GOAL → Copy out the data below verbatim.

DATA EXTRACT →
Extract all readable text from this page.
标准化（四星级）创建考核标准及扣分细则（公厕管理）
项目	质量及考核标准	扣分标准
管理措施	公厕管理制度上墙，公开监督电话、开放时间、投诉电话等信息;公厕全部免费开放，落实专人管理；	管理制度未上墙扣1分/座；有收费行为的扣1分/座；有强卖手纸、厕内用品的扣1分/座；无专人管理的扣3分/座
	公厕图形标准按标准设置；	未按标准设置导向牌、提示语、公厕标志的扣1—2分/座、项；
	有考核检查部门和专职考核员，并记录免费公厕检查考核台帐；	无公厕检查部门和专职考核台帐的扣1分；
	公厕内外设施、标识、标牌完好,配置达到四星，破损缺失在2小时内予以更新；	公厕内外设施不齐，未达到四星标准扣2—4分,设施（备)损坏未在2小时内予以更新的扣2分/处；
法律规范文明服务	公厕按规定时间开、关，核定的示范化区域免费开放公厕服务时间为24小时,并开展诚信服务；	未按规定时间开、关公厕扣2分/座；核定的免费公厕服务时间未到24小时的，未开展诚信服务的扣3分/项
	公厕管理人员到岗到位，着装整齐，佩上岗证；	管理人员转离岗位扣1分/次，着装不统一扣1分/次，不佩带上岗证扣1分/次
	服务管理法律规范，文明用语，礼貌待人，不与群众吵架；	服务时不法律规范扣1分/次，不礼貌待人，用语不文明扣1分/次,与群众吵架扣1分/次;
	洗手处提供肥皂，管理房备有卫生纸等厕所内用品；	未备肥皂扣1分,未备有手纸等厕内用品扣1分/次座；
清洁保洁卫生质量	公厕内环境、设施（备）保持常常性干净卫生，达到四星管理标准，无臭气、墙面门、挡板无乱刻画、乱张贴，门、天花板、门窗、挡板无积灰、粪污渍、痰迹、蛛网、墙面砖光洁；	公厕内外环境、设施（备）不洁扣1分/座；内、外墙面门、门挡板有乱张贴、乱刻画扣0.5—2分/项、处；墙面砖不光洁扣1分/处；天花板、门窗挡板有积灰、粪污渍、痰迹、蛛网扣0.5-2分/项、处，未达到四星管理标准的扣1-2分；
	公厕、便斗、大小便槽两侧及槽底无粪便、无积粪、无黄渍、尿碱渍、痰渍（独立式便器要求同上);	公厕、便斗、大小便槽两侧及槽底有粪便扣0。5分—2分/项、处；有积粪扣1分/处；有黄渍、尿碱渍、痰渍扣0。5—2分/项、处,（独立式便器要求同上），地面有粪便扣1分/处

CORRECT ANSWER →
Extract all readable text from this page.
标准化（四星级）创建考核标准及扣分细则（公厕管理）
项目	质量及考核标准	扣分标准
管理措施	公厕管理制度上墙，公开监督电话、开放时间、投诉电话等信息;公厕全部免费开放，落实专人管理；	管理制度未上墙扣1分/座；有收费行为的扣1分/座；有强卖手纸、厕内用品的扣1分/座；无专人管理的扣3分/座
	公厕图形标准按标准设置；	未按标准设置导向牌、提示语、公厕标志的扣1—2分/座、项；
	有考核检查部门和专职考核员，并记录免费公厕检查考核台帐；	无公厕检查部门和专职考核台帐的扣1分；
	公厕内外设施、标识、标牌完好,配置达到四星，破损缺失在2小时内予以更新；	公厕内外设施不齐，未达到四星标准扣2—4分,设施（备)损坏未在2小时内予以更新的扣2分/处；
法律规范文明服务	公厕按规定时间开、关，核定的示范化区域免费开放公厕服务时间为24小时,并开展诚信服务；	未按规定时间开、关公厕扣2分/座；核定的免费公厕服务时间未到24小时的，未开展诚信服务的扣3分/项
	公厕管理人员到岗到位，着装整齐，佩上岗证；	管理人员转离岗位扣1分/次，着装不统一扣1分/次，不佩带上岗证扣1分/次
	服务管理法律规范，文明用语，礼貌待人，不与群众吵架；	服务时不法律规范扣1分/次，不礼貌待人，用语不文明扣1分/次,与群众吵架扣1分/次;
	洗手处提供肥皂，管理房备有卫生纸等厕所内用品；	未备肥皂扣1分,未备有手纸等厕内用品扣1分/次座；
清洁保洁卫生质量	公厕内环境、设施（备）保持常常性干净卫生，达到四星管理标准，无臭气、墙面门、挡板无乱刻画、乱张贴，门、天花板、门窗、挡板无积灰、粪污渍、痰迹、蛛网、墙面砖光洁；	公厕内外环境、设施（备）不洁扣1分/座；内、外墙面门、门挡板有乱张贴、乱刻画扣0.5—2分/项、处；墙面砖不光洁扣1分/处；天花板、门窗挡板有积灰、粪污渍、痰迹、蛛网扣0.5-2分/项、处，未达到四星管理标准的扣1-2分；
	公厕、便斗、大小便槽两侧及槽底无粪便、无积粪、无黄渍、尿碱渍、痰渍（独立式便器要求同上);	公厕、便斗、大小便槽两侧及槽底有粪便扣0。5分—2分/项、处；有积粪扣1分/处；有黄渍、尿碱渍、痰渍扣0。5—2分/项、处,（独立式便器要求同上），地面有粪便扣1分/处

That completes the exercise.